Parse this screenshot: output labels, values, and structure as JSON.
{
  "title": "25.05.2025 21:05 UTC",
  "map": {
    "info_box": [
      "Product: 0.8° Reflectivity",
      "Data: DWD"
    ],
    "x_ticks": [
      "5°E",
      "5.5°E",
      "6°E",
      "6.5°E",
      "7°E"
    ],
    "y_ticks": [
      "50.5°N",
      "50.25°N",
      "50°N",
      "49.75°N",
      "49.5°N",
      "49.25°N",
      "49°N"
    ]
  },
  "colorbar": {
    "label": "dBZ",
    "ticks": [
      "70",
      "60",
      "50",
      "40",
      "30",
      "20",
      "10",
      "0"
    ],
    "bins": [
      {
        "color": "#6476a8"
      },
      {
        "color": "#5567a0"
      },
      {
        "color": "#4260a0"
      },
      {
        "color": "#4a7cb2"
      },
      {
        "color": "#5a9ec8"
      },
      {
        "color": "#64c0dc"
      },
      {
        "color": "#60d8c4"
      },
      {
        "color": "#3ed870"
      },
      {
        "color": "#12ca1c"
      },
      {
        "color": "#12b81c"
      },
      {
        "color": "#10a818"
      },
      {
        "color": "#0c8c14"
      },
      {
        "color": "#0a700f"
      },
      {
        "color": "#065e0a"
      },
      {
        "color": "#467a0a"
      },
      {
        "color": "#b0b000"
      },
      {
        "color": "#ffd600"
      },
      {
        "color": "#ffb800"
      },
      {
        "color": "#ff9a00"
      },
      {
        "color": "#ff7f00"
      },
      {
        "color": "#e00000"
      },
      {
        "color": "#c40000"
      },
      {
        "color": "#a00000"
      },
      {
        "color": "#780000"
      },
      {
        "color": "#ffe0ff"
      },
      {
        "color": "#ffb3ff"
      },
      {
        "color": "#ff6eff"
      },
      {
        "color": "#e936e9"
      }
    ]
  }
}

+ + + + + + +

- _WRITTEN REQUEST_: Write the material out again word for word.

- _ANSWER TO THIS EXERCISE_:
Parse this screenshot: output labels, values, and structure as JSON.
{
  "title": "25.05.2025 21:05 UTC",
  "map": {
    "info_box": [
      "Product: 0.8° Reflectivity",
      "Data: DWD"
    ],
    "x_ticks": [
      "5°E",
      "5.5°E",
      "6°E",
      "6.5°E",
      "7°E"
    ],
    "y_ticks": [
      "50.5°N",
      "50.25°N",
      "50°N",
      "49.75°N",
      "49.5°N",
      "49.25°N",
      "49°N"
    ]
  },
  "colorbar": {
    "label": "dBZ",
    "ticks": [
      "70",
      "60",
      "50",
      "40",
      "30",
      "20",
      "10",
      "0"
    ],
    "bins": [
      {
        "color": "#6476a8"
      },
      {
        "color": "#5567a0"
      },
      {
        "color": "#4260a0"
      },
      {
        "color": "#4a7cb2"
      },
      {
        "color": "#5a9ec8"
      },
      {
        "color": "#64c0dc"
      },
      {
        "color": "#60d8c4"
      },
      {
        "color": "#3ed870"
      },
      {
        "color": "#12ca1c"
      },
      {
        "color": "#12b81c"
      },
      {
        "color": "#10a818"
      },
      {
        "color": "#0c8c14"
      },
      {
        "color": "#0a700f"
      },
      {
        "color": "#065e0a"
      },
      {
        "color": "#467a0a"
      },
      {
        "color": "#b0b000"
      },
      {
        "color": "#ffd600"
      },
      {
        "color": "#ffb800"
      },
      {
        "color": "#ff9a00"
      },
      {
        "color": "#ff7f00"
      },
      {
        "color": "#e00000"
      },
      {
        "color": "#c40000"
      },
      {
        "color": "#a00000"
      },
      {
        "color": "#780000"
      },
      {
        "color": "#ffe0ff"
      },
      {
        "color": "#ffb3ff"
      },
      {
        "color": "#ff6eff"
      },
      {
        "color": "#e936e9"
      }
    ]
  }
}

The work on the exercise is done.